SET EXERCISE:
Scan the listing that follows and report how many lines contain "this". Write the number alone.
------------------------
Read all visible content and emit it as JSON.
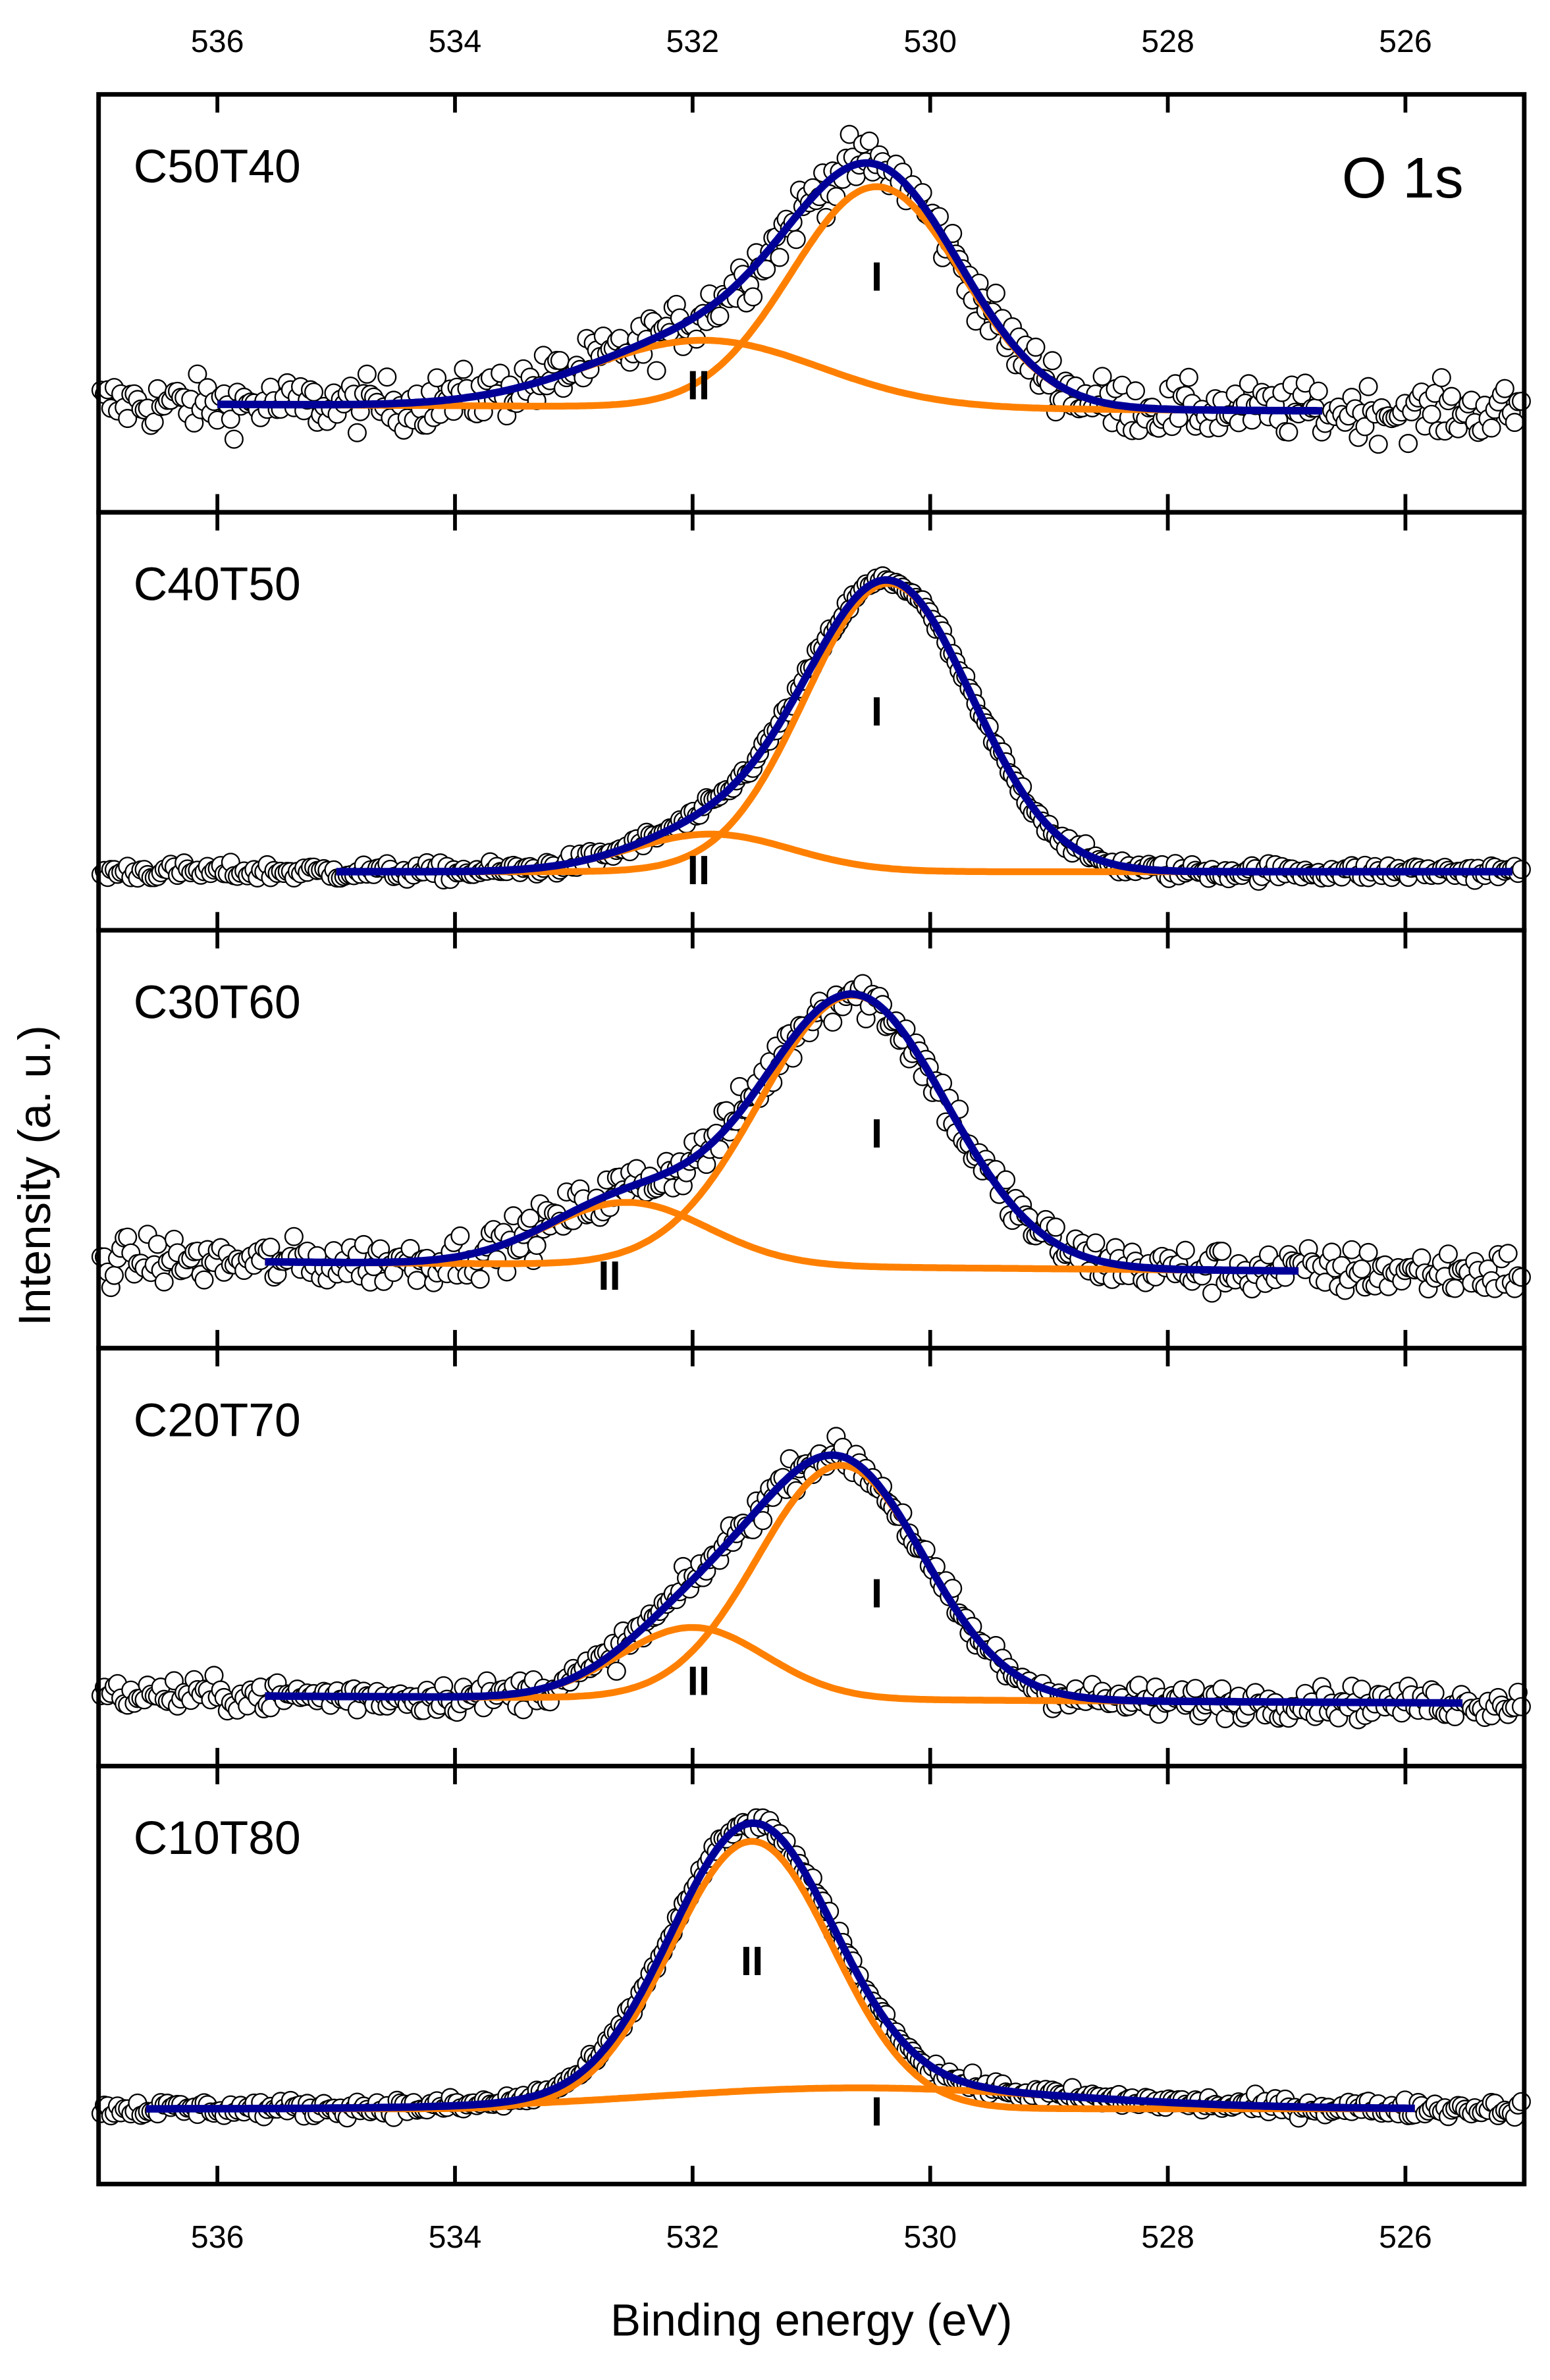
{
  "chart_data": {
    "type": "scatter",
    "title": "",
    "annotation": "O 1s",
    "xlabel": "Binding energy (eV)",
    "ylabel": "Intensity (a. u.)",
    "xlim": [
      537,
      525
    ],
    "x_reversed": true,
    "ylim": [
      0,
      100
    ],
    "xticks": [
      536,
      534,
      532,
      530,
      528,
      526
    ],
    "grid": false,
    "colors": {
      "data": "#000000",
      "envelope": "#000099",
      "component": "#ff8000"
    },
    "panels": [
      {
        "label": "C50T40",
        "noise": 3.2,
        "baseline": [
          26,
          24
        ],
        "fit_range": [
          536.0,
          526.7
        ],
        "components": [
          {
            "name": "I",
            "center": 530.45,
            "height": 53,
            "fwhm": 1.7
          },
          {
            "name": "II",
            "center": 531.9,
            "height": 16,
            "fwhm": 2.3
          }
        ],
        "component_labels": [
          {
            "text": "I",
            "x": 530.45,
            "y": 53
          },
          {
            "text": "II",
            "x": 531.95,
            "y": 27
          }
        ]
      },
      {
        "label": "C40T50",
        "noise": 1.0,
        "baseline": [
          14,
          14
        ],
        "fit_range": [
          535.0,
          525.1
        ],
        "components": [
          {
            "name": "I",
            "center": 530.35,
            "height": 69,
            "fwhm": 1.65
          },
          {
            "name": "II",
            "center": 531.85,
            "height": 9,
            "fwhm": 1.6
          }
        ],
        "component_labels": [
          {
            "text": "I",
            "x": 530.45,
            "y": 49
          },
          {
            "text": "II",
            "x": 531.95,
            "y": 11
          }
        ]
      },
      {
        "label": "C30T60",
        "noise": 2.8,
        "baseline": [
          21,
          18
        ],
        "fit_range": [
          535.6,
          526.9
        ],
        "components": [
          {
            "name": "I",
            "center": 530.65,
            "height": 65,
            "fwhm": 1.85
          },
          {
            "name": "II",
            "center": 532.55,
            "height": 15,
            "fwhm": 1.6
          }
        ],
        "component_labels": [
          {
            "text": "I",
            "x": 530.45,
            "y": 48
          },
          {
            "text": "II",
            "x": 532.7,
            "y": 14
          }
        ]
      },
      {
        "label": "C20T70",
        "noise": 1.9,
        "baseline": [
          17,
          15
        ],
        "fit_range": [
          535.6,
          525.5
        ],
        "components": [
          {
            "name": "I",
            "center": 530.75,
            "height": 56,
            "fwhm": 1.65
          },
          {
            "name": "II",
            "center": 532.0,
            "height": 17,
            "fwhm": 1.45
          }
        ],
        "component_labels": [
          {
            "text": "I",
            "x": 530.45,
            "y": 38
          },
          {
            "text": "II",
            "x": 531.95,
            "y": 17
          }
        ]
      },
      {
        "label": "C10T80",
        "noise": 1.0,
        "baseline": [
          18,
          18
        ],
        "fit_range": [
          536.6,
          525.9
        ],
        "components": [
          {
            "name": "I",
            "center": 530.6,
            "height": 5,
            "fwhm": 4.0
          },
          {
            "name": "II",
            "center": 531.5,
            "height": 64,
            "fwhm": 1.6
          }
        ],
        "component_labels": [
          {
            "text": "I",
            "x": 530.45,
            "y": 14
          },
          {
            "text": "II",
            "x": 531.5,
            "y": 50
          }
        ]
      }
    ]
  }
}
------------------------
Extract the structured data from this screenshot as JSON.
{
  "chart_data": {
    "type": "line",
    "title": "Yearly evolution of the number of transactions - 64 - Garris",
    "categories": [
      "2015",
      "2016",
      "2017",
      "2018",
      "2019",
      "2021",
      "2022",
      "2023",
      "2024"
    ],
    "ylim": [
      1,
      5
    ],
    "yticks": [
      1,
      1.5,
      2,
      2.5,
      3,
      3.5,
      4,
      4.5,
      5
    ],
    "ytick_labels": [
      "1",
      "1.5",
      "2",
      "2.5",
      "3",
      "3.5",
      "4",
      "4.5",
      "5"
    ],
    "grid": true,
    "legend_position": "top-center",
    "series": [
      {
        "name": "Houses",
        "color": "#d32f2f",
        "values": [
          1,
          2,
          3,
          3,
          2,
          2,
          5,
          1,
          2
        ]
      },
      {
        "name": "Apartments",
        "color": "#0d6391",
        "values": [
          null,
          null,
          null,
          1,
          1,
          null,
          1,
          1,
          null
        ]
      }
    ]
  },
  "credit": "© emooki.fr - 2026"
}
------------------------
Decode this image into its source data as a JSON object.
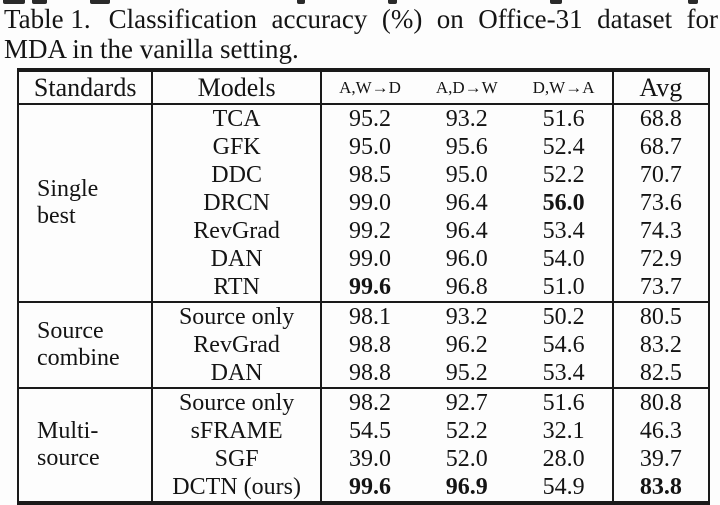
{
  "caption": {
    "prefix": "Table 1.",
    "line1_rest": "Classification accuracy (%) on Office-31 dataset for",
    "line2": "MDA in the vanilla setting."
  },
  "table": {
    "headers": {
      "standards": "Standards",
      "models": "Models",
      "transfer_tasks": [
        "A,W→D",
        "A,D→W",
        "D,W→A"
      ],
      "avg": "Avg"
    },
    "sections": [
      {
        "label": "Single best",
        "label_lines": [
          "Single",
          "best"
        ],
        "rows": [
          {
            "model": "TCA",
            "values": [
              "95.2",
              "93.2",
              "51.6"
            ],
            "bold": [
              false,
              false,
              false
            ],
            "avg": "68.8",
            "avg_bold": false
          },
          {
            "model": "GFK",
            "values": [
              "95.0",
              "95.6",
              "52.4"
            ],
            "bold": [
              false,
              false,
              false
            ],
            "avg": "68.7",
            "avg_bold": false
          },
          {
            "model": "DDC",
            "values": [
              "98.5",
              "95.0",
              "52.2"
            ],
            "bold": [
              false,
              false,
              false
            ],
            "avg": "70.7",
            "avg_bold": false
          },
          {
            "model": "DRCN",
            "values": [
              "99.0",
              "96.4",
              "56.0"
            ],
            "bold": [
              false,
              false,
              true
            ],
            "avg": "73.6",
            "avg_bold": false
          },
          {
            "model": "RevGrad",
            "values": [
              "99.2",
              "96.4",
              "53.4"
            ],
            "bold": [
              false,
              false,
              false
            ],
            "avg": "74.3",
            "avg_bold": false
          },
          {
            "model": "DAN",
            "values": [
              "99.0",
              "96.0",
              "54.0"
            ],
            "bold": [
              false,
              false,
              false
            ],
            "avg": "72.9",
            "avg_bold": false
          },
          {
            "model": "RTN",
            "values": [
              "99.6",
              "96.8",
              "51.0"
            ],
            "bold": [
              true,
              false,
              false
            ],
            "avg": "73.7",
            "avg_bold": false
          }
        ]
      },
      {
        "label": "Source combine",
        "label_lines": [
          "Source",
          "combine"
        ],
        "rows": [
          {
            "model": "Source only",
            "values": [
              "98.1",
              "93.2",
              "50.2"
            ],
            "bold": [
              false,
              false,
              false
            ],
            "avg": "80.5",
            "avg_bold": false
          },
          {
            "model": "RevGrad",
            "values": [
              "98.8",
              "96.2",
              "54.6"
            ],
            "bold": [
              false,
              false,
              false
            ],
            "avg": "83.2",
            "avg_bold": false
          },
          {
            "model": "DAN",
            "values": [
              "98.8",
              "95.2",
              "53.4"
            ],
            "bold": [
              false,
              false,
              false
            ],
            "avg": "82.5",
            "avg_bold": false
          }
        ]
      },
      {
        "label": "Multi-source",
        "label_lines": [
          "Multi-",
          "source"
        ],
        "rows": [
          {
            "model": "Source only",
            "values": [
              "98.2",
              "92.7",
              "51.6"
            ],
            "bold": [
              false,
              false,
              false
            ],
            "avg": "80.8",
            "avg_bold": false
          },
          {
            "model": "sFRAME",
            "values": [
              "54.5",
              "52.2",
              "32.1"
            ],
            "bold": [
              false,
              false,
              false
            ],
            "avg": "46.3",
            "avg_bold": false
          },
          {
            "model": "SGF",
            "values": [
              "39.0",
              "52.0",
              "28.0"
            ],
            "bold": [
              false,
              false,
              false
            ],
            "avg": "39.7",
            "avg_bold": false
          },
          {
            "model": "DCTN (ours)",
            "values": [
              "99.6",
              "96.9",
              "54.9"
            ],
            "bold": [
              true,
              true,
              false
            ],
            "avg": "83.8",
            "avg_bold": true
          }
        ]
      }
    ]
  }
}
------------------------
PROBLEM SOLUTION:
2